((
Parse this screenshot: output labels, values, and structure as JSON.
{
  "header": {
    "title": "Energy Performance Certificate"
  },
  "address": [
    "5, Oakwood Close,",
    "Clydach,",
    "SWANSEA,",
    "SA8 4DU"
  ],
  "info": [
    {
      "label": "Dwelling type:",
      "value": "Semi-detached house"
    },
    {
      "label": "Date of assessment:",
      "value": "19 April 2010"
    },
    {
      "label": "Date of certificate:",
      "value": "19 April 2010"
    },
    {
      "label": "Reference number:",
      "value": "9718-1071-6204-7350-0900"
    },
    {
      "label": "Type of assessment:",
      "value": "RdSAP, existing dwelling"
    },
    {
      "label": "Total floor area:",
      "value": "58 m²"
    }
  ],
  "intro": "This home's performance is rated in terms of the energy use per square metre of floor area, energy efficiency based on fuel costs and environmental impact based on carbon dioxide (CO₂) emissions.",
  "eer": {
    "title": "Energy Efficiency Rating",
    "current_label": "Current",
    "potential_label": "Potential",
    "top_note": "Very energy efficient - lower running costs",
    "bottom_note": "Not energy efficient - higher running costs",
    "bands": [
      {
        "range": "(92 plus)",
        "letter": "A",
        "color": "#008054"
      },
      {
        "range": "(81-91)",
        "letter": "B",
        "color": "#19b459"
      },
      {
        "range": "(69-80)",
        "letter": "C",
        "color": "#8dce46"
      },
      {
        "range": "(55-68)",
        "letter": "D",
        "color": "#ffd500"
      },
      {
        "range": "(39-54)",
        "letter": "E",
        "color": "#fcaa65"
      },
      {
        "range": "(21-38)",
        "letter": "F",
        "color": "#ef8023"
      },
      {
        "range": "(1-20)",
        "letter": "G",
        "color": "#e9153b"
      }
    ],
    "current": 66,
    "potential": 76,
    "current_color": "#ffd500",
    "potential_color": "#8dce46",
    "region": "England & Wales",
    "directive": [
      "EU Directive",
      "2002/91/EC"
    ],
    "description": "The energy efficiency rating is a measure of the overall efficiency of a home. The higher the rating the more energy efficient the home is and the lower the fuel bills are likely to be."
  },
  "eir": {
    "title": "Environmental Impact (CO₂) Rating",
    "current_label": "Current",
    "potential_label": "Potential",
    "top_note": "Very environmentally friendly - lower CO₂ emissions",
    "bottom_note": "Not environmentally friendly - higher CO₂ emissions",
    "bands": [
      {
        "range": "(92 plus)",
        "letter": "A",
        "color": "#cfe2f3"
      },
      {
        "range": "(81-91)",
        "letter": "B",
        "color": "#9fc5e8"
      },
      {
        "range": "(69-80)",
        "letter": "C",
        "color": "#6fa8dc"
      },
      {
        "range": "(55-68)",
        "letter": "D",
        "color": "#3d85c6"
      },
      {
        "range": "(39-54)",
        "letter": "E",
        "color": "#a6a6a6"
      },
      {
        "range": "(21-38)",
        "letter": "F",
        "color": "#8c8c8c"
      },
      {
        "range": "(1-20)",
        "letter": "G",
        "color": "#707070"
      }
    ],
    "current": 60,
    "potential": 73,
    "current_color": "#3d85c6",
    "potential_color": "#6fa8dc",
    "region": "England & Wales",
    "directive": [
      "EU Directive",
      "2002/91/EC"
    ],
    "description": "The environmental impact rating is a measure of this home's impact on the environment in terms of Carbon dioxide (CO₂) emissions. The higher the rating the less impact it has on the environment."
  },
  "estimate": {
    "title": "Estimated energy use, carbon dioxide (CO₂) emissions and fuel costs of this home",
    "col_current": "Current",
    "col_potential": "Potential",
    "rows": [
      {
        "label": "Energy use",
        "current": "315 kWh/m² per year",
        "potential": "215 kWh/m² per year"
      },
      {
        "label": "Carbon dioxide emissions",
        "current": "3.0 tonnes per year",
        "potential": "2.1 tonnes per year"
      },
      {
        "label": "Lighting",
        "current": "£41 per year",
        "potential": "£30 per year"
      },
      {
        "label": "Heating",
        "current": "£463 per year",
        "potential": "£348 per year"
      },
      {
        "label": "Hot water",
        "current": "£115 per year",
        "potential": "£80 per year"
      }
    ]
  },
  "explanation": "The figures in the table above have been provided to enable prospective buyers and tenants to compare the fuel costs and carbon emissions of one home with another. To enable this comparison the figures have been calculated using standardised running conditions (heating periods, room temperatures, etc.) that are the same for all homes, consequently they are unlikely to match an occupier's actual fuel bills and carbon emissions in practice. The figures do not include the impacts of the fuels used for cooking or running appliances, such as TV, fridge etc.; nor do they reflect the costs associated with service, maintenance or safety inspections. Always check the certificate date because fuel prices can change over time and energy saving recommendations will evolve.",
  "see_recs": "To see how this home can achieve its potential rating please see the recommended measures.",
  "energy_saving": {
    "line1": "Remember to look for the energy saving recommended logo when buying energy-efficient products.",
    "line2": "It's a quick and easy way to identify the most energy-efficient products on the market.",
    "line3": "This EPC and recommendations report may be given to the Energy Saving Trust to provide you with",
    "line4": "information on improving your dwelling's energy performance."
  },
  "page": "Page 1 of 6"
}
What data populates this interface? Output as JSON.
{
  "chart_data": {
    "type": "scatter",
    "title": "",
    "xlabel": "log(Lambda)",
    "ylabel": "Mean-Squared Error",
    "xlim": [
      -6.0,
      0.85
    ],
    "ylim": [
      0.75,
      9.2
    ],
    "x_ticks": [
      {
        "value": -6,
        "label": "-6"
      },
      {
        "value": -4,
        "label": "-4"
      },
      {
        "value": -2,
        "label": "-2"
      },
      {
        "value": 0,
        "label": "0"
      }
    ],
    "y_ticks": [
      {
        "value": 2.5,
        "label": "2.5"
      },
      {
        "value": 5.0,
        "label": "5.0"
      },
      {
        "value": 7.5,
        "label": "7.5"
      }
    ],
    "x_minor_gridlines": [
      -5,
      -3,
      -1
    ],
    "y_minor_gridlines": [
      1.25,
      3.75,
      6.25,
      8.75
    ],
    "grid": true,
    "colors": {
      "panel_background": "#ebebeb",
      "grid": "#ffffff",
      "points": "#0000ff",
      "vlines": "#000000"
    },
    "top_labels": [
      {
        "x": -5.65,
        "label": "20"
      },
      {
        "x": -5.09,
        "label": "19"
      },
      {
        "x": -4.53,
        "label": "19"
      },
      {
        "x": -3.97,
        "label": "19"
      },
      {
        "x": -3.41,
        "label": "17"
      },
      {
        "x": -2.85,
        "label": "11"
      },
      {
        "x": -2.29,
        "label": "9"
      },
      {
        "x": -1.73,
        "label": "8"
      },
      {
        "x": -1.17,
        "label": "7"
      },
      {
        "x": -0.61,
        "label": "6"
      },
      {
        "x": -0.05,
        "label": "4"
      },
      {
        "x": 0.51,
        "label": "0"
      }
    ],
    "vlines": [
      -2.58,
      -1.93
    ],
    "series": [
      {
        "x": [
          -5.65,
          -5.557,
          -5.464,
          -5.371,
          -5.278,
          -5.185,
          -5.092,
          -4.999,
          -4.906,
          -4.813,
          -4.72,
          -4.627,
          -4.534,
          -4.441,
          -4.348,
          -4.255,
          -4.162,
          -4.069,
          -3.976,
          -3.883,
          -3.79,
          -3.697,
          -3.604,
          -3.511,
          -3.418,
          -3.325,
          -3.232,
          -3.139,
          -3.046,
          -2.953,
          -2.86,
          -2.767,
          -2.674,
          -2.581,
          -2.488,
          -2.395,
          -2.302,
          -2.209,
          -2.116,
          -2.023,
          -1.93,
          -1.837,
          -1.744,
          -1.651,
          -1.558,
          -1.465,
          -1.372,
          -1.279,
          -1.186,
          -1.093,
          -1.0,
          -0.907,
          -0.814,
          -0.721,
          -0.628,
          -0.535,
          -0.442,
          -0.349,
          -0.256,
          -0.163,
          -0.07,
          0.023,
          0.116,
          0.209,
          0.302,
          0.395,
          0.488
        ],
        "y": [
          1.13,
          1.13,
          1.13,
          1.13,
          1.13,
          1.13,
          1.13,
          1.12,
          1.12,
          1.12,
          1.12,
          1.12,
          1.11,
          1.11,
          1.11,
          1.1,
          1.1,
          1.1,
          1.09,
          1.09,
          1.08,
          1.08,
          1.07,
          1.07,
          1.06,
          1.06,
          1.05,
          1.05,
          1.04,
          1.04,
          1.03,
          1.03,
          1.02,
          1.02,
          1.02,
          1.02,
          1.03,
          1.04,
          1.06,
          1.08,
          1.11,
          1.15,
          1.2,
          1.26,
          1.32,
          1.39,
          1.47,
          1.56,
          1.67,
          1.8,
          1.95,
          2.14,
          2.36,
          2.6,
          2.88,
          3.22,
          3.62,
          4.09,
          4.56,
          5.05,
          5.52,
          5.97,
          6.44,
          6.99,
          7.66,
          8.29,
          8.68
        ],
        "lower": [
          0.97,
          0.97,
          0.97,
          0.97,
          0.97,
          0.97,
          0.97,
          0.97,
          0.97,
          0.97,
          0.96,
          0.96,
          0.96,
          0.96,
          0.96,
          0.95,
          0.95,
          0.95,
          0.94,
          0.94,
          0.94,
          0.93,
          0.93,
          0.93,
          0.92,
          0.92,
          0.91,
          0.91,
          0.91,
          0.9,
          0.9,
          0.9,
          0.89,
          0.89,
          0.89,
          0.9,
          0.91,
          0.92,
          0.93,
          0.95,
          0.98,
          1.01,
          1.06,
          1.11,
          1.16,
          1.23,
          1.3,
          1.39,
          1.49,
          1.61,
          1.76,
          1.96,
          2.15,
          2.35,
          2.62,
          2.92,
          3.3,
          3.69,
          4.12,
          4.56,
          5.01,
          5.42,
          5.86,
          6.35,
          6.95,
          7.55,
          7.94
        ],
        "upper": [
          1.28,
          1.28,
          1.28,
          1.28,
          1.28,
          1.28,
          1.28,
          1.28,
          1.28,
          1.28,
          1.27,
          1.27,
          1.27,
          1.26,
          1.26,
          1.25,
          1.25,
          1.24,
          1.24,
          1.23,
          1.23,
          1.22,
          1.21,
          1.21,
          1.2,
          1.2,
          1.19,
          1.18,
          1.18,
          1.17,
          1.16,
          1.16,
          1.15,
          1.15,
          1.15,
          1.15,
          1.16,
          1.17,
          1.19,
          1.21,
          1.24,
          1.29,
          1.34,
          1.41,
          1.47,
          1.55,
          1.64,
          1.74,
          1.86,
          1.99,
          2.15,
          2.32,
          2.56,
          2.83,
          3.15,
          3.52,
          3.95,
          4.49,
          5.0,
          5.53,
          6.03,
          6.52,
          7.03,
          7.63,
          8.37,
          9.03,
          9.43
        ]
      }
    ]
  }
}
))
▶ _Task details_
Each line holding "terms" must be found and copied.

▶ _Solution to this problem_
  "intro": "This home's performance is rated in terms of the energy use per square metre of floor area, energy efficiency based on fuel costs and environmental impact based on carbon dioxide (CO₂) emissions.",
    "description": "The environmental impact rating is a measure of this home's impact on the environment in terms of Carbon dioxide (CO₂) emissions. The higher the rating the less impact it has on the environment."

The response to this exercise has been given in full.